Prompt: From the listing below, extract each line that contains the string "column". Letter case must match.

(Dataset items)

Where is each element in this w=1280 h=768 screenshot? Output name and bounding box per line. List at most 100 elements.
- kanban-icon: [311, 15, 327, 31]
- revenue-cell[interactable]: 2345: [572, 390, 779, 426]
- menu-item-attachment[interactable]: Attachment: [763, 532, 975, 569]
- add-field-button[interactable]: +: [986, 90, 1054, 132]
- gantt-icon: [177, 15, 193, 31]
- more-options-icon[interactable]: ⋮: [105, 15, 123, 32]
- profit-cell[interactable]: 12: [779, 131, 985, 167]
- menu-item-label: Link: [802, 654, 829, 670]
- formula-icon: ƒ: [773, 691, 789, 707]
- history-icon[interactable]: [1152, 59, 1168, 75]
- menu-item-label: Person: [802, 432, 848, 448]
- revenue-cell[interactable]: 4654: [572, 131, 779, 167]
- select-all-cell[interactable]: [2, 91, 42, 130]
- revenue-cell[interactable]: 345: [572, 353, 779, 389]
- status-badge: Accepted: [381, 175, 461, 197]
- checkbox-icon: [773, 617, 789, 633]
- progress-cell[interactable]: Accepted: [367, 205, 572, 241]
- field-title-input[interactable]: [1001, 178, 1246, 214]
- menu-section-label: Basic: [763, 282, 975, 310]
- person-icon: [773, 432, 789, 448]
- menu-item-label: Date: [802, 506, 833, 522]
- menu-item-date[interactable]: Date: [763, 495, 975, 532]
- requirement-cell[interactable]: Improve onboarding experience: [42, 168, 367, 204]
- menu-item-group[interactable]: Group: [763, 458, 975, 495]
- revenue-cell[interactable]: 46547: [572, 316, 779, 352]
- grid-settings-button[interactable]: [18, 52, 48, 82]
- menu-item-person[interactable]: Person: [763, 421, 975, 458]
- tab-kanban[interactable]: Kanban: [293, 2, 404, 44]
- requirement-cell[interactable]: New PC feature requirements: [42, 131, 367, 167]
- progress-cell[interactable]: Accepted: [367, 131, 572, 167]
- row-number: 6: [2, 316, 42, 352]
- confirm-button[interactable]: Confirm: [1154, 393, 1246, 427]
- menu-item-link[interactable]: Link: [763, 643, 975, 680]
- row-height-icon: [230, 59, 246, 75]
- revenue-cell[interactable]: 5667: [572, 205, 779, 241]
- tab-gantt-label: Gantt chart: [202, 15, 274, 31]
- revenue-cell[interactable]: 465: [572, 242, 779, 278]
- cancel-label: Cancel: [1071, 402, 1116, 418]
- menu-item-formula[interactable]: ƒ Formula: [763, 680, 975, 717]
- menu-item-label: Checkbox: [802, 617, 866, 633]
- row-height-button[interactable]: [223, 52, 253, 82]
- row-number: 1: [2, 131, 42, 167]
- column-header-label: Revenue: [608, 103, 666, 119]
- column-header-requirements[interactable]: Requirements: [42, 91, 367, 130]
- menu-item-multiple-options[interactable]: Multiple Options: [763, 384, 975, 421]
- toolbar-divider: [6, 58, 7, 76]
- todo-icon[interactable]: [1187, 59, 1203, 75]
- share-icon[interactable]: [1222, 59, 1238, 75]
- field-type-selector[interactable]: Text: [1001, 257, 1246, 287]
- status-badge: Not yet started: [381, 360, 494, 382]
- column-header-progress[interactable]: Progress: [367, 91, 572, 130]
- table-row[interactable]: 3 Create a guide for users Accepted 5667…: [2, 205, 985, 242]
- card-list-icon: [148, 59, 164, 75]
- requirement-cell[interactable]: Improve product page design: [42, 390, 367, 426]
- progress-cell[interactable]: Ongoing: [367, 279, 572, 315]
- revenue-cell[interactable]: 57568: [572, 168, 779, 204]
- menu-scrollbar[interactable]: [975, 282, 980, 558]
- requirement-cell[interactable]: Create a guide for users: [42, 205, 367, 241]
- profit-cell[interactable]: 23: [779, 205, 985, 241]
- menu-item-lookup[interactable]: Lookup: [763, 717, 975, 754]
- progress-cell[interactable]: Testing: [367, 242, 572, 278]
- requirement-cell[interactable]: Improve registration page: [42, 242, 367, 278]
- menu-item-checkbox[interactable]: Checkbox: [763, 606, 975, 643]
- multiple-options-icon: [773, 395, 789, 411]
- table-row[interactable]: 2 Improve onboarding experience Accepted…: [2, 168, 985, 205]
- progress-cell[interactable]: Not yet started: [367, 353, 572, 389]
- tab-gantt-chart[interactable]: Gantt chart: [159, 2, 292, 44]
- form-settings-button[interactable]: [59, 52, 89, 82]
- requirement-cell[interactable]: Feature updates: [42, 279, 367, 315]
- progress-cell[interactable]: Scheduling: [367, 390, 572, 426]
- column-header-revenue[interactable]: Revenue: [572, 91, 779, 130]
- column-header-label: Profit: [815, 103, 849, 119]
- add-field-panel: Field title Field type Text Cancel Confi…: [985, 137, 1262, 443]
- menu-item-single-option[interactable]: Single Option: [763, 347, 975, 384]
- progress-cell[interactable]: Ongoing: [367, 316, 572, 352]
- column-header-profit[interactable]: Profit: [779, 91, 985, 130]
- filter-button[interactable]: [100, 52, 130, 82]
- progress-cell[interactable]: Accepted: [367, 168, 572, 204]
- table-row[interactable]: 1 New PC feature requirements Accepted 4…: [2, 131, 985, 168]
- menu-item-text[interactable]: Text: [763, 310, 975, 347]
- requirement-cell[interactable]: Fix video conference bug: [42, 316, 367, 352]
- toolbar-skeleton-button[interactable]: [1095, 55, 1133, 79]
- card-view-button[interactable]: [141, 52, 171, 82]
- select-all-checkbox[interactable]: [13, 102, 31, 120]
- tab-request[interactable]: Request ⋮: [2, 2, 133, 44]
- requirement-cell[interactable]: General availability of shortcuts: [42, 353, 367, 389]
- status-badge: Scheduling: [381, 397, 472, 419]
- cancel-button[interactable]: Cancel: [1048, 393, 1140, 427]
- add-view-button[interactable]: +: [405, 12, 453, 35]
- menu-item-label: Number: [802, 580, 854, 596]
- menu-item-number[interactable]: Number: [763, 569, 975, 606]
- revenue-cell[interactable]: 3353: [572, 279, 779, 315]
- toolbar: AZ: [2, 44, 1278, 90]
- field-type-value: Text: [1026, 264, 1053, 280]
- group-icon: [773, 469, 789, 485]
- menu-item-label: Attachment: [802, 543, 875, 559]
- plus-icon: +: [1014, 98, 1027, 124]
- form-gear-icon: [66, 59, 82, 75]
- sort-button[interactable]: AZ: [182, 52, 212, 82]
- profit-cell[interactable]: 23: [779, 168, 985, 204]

Solution for this problem:
- column-header-label: Revenue: [608, 103, 666, 119]
- column-header-requirements[interactable]: Requirements: [42, 91, 367, 130]
- column-header-progress[interactable]: Progress: [367, 91, 572, 130]
- column-header-revenue[interactable]: Revenue: [572, 91, 779, 130]
- column-header-label: Profit: [815, 103, 849, 119]
- column-header-profit[interactable]: Profit: [779, 91, 985, 130]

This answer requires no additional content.